Set exercise: List the lines of this listing that hold the word "structure".
----- Raw data -----
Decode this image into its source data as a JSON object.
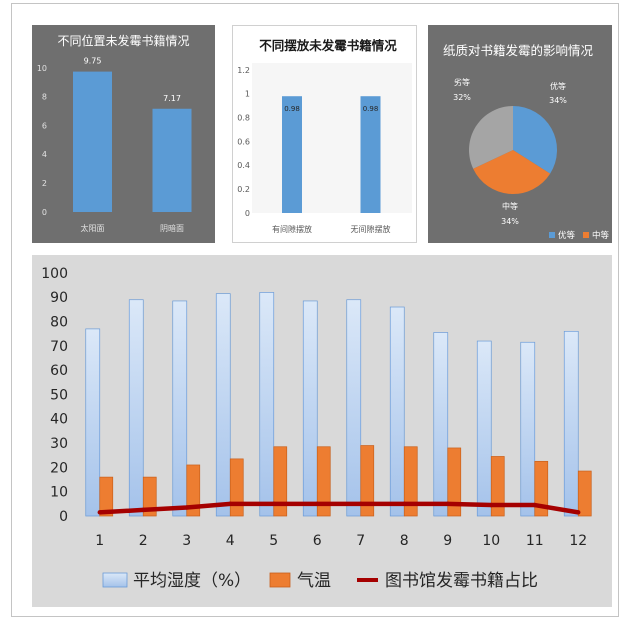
{
  "chart_data": [
    {
      "type": "bar",
      "title": "不同位置未发霉书籍情况",
      "categories": [
        "太阳面",
        "阴暗面"
      ],
      "values": [
        9.75,
        7.17
      ],
      "data_labels": [
        "9.75",
        "7.17"
      ],
      "ylim": [
        0,
        10
      ],
      "yticks": [
        "0",
        "2",
        "4",
        "6",
        "8",
        "10"
      ],
      "grid": false,
      "colors": {
        "background": "#6f6f6f",
        "bar": "#5b9bd5",
        "text": "#ffffff"
      }
    },
    {
      "type": "bar",
      "title": "不同摆放未发霉书籍情况",
      "categories": [
        "有间隙摆放",
        "无间隙摆放"
      ],
      "values": [
        0.98,
        0.98
      ],
      "data_labels": [
        "0.98",
        "0.98"
      ],
      "ylim": [
        0,
        1.2
      ],
      "yticks": [
        "0",
        "0.2",
        "0.4",
        "0.6",
        "0.8",
        "1",
        "1.2"
      ],
      "grid": false,
      "colors": {
        "background": "#ffffff",
        "bar": "#5b9bd5",
        "text": "#1a1a1a"
      }
    },
    {
      "type": "pie",
      "title": "纸质对书籍发霉的影响情况",
      "categories": [
        "优等",
        "中等",
        "劣等"
      ],
      "values": [
        34,
        34,
        32
      ],
      "data_labels": [
        "34%",
        "34%",
        "32%"
      ],
      "legend_position": "bottom",
      "colors": {
        "background": "#6f6f6f",
        "slices": [
          "#5b9bd5",
          "#ed7d31",
          "#a5a5a5"
        ],
        "text": "#ffffff"
      }
    },
    {
      "type": "bar",
      "categories": [
        "1",
        "2",
        "3",
        "4",
        "5",
        "6",
        "7",
        "8",
        "9",
        "10",
        "11",
        "12"
      ],
      "series": [
        {
          "name": "平均湿度（%）",
          "type": "bar",
          "color": "#a4c2ea",
          "values": [
            77,
            89,
            88.5,
            91.5,
            92,
            88.5,
            89,
            86,
            75.5,
            72,
            71.5,
            76
          ]
        },
        {
          "name": "气温",
          "type": "bar",
          "color": "#ed7d31",
          "values": [
            16,
            16,
            21,
            23.5,
            28.5,
            28.5,
            29,
            28.5,
            28,
            24.5,
            22.5,
            18.5
          ]
        },
        {
          "name": "图书馆发霉书籍占比",
          "type": "line",
          "color": "#a50000",
          "values": [
            1.5,
            2.5,
            3.5,
            5,
            5,
            5,
            5,
            5,
            5,
            4.5,
            4.5,
            1.5
          ]
        }
      ],
      "ylim": [
        0,
        100
      ],
      "yticks": [
        "0",
        "10",
        "20",
        "30",
        "40",
        "50",
        "60",
        "70",
        "80",
        "90",
        "100"
      ],
      "grid": false,
      "legend_position": "bottom",
      "colors": {
        "background": "#d9d9d9",
        "text": "#262626"
      }
    }
  ]
}
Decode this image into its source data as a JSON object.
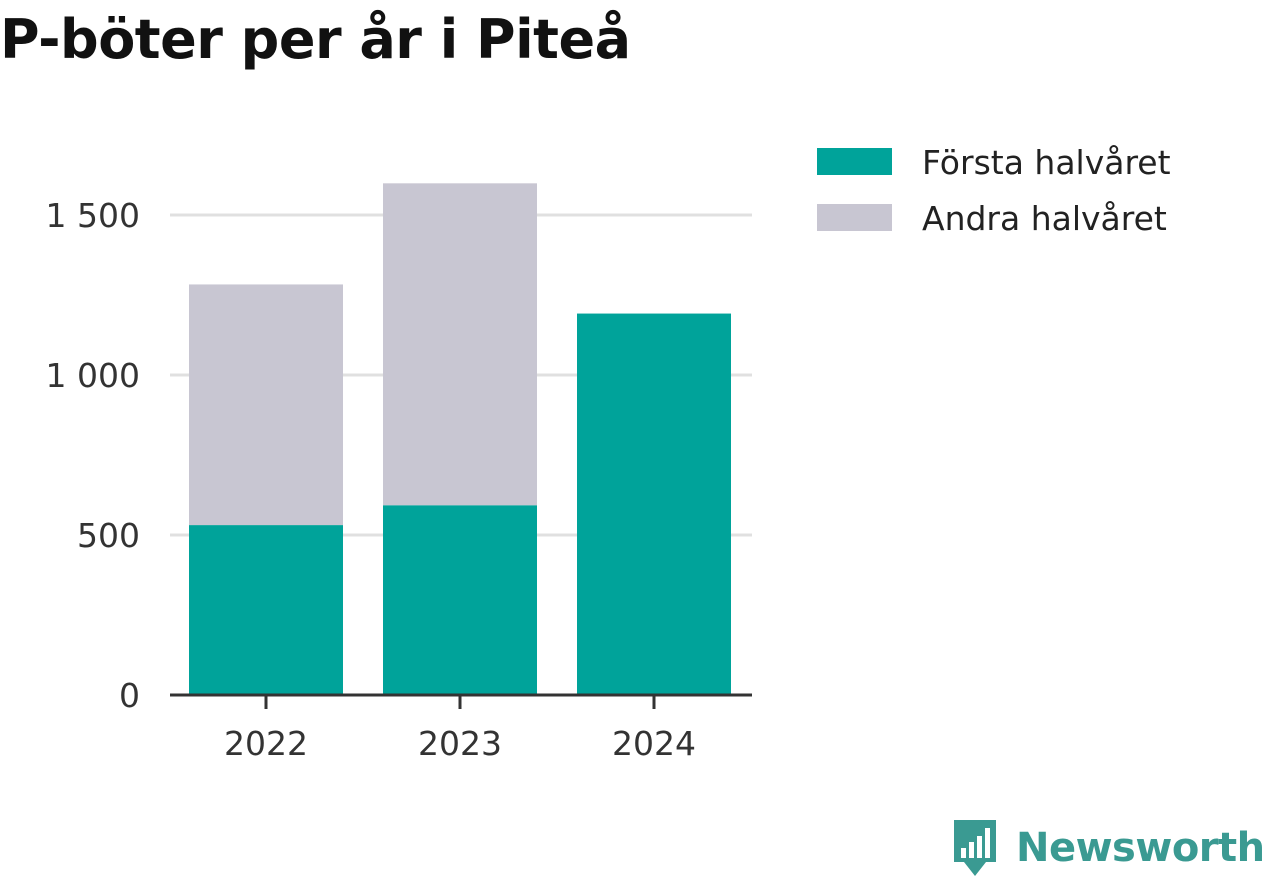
{
  "chart_data": {
    "type": "bar",
    "stacked": true,
    "title": "P-böter per år i Piteå",
    "categories": [
      "2022",
      "2023",
      "2024"
    ],
    "series": [
      {
        "name": "Första halvåret",
        "color": "#00a39a",
        "values": [
          531,
          593,
          1192
        ]
      },
      {
        "name": "Andra halvåret",
        "color": "#c8c6d2",
        "values": [
          752,
          1006,
          0
        ]
      }
    ],
    "ylim": [
      0,
      1600
    ],
    "yticks": [
      0,
      500,
      1000,
      1500
    ],
    "ytick_labels": [
      "0",
      "500",
      "1 000",
      "1 500"
    ],
    "xlabel": "",
    "ylabel": "",
    "grid": true,
    "legend_position": "top-right"
  },
  "branding": {
    "name": "Newsworthy",
    "icon": "newsworthy-logo-icon",
    "color": "#3a9a92"
  }
}
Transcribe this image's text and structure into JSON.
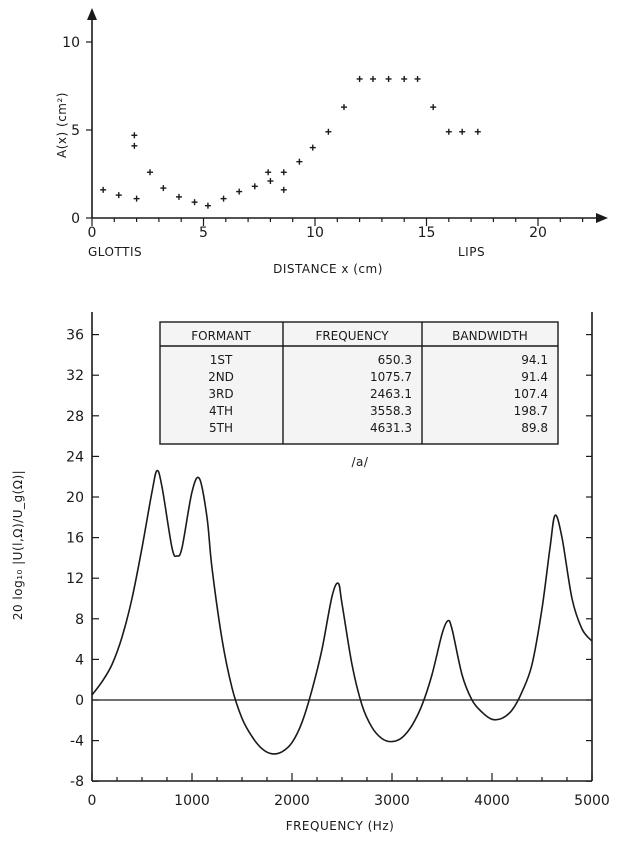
{
  "chart_data": [
    {
      "type": "scatter",
      "x": [
        0.5,
        1.2,
        2.0,
        1.9,
        1.9,
        2.6,
        3.2,
        3.9,
        4.6,
        5.2,
        5.9,
        6.6,
        7.3,
        8.0,
        8.6,
        9.3,
        9.9,
        10.6,
        11.3,
        12.0,
        12.6,
        13.3,
        14.0,
        14.6,
        15.3,
        16.0,
        16.6,
        17.3,
        7.9,
        8.6
      ],
      "y": [
        1.6,
        1.3,
        1.1,
        4.1,
        4.7,
        2.6,
        1.7,
        1.2,
        0.9,
        0.7,
        1.1,
        1.5,
        1.8,
        2.1,
        2.6,
        3.2,
        4.0,
        4.9,
        6.3,
        7.9,
        7.9,
        7.9,
        7.9,
        7.9,
        6.3,
        4.9,
        4.9,
        4.9,
        2.6,
        1.6
      ],
      "xlim": [
        0,
        23
      ],
      "ylim": [
        0,
        11
      ],
      "xticks": [
        "0",
        "5",
        "10",
        "15",
        "20"
      ],
      "yticks": [
        "0",
        "5",
        "10"
      ],
      "xlabel": "DISTANCE x (cm)",
      "ylabel": "A(x) (cm²)",
      "left_end_label": "GLOTTIS",
      "right_end_label": "LIPS"
    },
    {
      "type": "line",
      "x": [
        0,
        100,
        200,
        300,
        400,
        500,
        600,
        650,
        700,
        800,
        850,
        900,
        1000,
        1075,
        1150,
        1200,
        1300,
        1400,
        1500,
        1600,
        1700,
        1800,
        1900,
        2000,
        2100,
        2200,
        2300,
        2400,
        2463,
        2500,
        2600,
        2700,
        2800,
        2900,
        3000,
        3100,
        3200,
        3300,
        3400,
        3500,
        3558,
        3600,
        3700,
        3800,
        3900,
        4000,
        4100,
        4200,
        4300,
        4400,
        4500,
        4580,
        4631,
        4700,
        4800,
        4900,
        5000
      ],
      "y": [
        0.5,
        1.8,
        3.5,
        6.2,
        10,
        15,
        20.5,
        22.6,
        21,
        15,
        14.2,
        15,
        20.5,
        21.8,
        18,
        13,
        6,
        1.2,
        -1.8,
        -3.6,
        -4.8,
        -5.3,
        -5.1,
        -4.2,
        -2.2,
        1,
        5,
        10.2,
        11.5,
        9.5,
        3.5,
        -0.5,
        -2.7,
        -3.8,
        -4.1,
        -3.7,
        -2.5,
        -0.5,
        2.5,
        6.5,
        7.8,
        7,
        2.5,
        0,
        -1.2,
        -1.9,
        -1.8,
        -1,
        0.8,
        3.5,
        9,
        15,
        18.2,
        16,
        10,
        7,
        5.8
      ],
      "xlim": [
        0,
        5000
      ],
      "ylim": [
        -8,
        38
      ],
      "xticks": [
        "0",
        "1000",
        "2000",
        "3000",
        "4000",
        "5000"
      ],
      "yticks": [
        "-8",
        "-4",
        "0",
        "4",
        "8",
        "12",
        "16",
        "20",
        "24",
        "28",
        "32",
        "36"
      ],
      "xlabel": "FREQUENCY (Hz)",
      "ylabel": "20 log₁₀ |U(l,Ω)/U_g(Ω)|",
      "table": {
        "columns": [
          "FORMANT",
          "FREQUENCY",
          "BANDWIDTH"
        ],
        "rows": [
          [
            "1ST",
            "650.3",
            "94.1"
          ],
          [
            "2ND",
            "1075.7",
            "91.4"
          ],
          [
            "3RD",
            "2463.1",
            "107.4"
          ],
          [
            "4TH",
            "3558.3",
            "198.7"
          ],
          [
            "5TH",
            "4631.3",
            "89.8"
          ]
        ],
        "caption": "/a/"
      }
    }
  ]
}
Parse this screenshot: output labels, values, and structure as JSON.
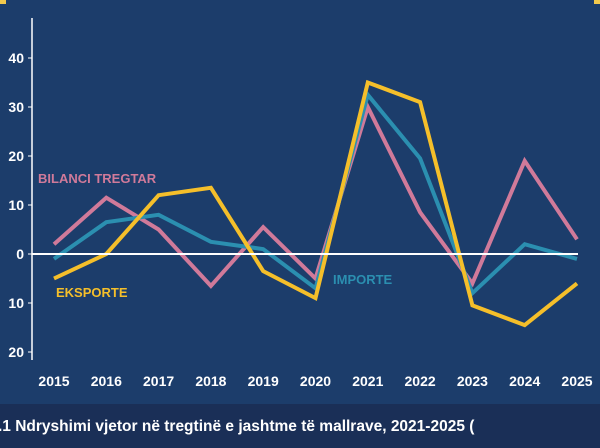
{
  "caption": ".1 Ndryshimi vjetor në tregtinë e  jashtme të mallrave, 2021-2025 (",
  "chart_data": {
    "type": "line",
    "title": "",
    "xlabel": "",
    "ylabel": "",
    "x": [
      "2015",
      "2016",
      "2017",
      "2018",
      "2019",
      "2020",
      "2021",
      "2022",
      "2023",
      "2024",
      "2025"
    ],
    "ylim": [
      -20,
      45
    ],
    "yticks": [
      -20,
      -10,
      0,
      10,
      20,
      30,
      40
    ],
    "ytick_labels": [
      "20",
      "10",
      "0",
      "10",
      "20",
      "30",
      "40"
    ],
    "grid": false,
    "zero_line": true,
    "series": [
      {
        "name": "BILANCI TREGTAR",
        "color": "#d07a9a",
        "values": [
          2,
          11.5,
          5,
          -6.5,
          5.5,
          -5,
          30,
          8.5,
          -6,
          19,
          3
        ]
      },
      {
        "name": "IMPORTE",
        "color": "#2b8fb0",
        "values": [
          -1,
          6.5,
          8,
          2.5,
          1,
          -7,
          32.5,
          19.5,
          -8,
          2,
          -1
        ]
      },
      {
        "name": "EKSPORTE",
        "color": "#f5bf2a",
        "values": [
          -5,
          0,
          12,
          13.5,
          -3.5,
          -9,
          35,
          31,
          -10.5,
          -14.5,
          -6
        ]
      }
    ]
  }
}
-----
Correct output:
Transcribe this image's text and structure into JSON.
Parse this screenshot: output labels, values, and structure as JSON.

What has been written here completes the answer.